### EXERCISE TASK
Take the listing and print it in full, exactly as given.

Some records
──────

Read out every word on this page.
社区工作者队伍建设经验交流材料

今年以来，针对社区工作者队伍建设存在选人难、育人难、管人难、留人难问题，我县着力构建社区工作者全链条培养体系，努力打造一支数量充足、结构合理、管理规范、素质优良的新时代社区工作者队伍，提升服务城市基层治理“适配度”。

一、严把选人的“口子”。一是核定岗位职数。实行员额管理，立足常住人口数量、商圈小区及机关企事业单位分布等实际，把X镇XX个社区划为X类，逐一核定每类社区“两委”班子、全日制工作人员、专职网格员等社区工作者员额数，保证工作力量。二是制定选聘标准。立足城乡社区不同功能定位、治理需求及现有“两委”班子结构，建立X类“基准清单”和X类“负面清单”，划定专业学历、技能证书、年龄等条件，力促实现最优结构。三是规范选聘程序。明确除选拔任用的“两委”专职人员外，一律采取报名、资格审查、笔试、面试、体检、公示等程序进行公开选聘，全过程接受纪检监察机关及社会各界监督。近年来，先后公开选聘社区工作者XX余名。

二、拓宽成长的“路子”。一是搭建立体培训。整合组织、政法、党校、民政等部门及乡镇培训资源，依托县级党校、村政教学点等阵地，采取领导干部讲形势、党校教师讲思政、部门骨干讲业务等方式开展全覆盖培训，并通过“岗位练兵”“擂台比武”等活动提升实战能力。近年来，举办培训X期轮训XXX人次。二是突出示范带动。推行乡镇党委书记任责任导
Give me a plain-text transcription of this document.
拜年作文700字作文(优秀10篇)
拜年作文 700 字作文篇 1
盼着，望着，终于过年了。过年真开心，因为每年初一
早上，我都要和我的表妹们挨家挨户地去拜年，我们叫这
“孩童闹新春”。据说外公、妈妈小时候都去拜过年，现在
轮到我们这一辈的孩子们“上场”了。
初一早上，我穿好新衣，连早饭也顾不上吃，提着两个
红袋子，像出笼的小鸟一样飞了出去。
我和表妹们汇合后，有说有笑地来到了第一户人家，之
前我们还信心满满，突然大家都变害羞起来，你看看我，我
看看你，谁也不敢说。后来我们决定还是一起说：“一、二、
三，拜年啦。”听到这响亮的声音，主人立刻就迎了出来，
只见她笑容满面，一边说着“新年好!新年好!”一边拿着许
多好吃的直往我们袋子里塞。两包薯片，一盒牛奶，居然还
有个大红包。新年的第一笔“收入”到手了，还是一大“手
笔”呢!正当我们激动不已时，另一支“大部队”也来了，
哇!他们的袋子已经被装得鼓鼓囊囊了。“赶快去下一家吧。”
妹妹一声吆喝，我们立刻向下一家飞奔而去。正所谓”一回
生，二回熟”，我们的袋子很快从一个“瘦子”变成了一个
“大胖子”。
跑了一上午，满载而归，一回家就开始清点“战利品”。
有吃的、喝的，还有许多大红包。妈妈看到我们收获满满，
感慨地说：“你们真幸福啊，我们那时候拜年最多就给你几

──────

### EXERCISE OUTPUT
Read out every word on this page.
社区工作者队伍建设经验交流材料

今年以来，针对社区工作者队伍建设存在选人难、育人难、管人难、留人难问题，我县着力构建社区工作者全链条培养体系，努力打造一支数量充足、结构合理、管理规范、素质优良的新时代社区工作者队伍，提升服务城市基层治理“适配度”。

一、严把选人的“口子”。一是核定岗位职数。实行员额管理，立足常住人口数量、商圈小区及机关企事业单位分布等实际，把X镇XX个社区划为X类，逐一核定每类社区“两委”班子、全日制工作人员、专职网格员等社区工作者员额数，保证工作力量。二是制定选聘标准。立足城乡社区不同功能定位、治理需求及现有“两委”班子结构，建立X类“基准清单”和X类“负面清单”，划定专业学历、技能证书、年龄等条件，力促实现最优结构。三是规范选聘程序。明确除选拔任用的“两委”专职人员外，一律采取报名、资格审查、笔试、面试、体检、公示等程序进行公开选聘，全过程接受纪检监察机关及社会各界监督。近年来，先后公开选聘社区工作者XX余名。

二、拓宽成长的“路子”。一是搭建立体培训。整合组织、政法、党校、民政等部门及乡镇培训资源，依托县级党校、村政教学点等阵地，采取领导干部讲形势、党校教师讲思政、部门骨干讲业务等方式开展全覆盖培训，并通过“岗位练兵”“擂台比武”等活动提升实战能力。近年来，举办培训X期轮训XXX人次。二是突出示范带动。推行乡镇党委书记任责任导
Give me a plain-text transcription of this document.
拜年作文700字作文(优秀10篇)
拜年作文 700 字作文篇 1
盼着，望着，终于过年了。过年真开心，因为每年初一
早上，我都要和我的表妹们挨家挨户地去拜年，我们叫这
“孩童闹新春”。据说外公、妈妈小时候都去拜过年，现在
轮到我们这一辈的孩子们“上场”了。
初一早上，我穿好新衣，连早饭也顾不上吃，提着两个
红袋子，像出笼的小鸟一样飞了出去。
我和表妹们汇合后，有说有笑地来到了第一户人家，之
前我们还信心满满，突然大家都变害羞起来，你看看我，我
看看你，谁也不敢说。后来我们决定还是一起说：“一、二、
三，拜年啦。”听到这响亮的声音，主人立刻就迎了出来，
只见她笑容满面，一边说着“新年好!新年好!”一边拿着许
多好吃的直往我们袋子里塞。两包薯片，一盒牛奶，居然还
有个大红包。新年的第一笔“收入”到手了，还是一大“手
笔”呢!正当我们激动不已时，另一支“大部队”也来了，
哇!他们的袋子已经被装得鼓鼓囊囊了。“赶快去下一家吧。”
妹妹一声吆喝，我们立刻向下一家飞奔而去。正所谓”一回
生，二回熟”，我们的袋子很快从一个“瘦子”变成了一个
“大胖子”。
跑了一上午，满载而归，一回家就开始清点“战利品”。
有吃的、喝的，还有许多大红包。妈妈看到我们收获满满，
感慨地说：“你们真幸福啊，我们那时候拜年最多就给你几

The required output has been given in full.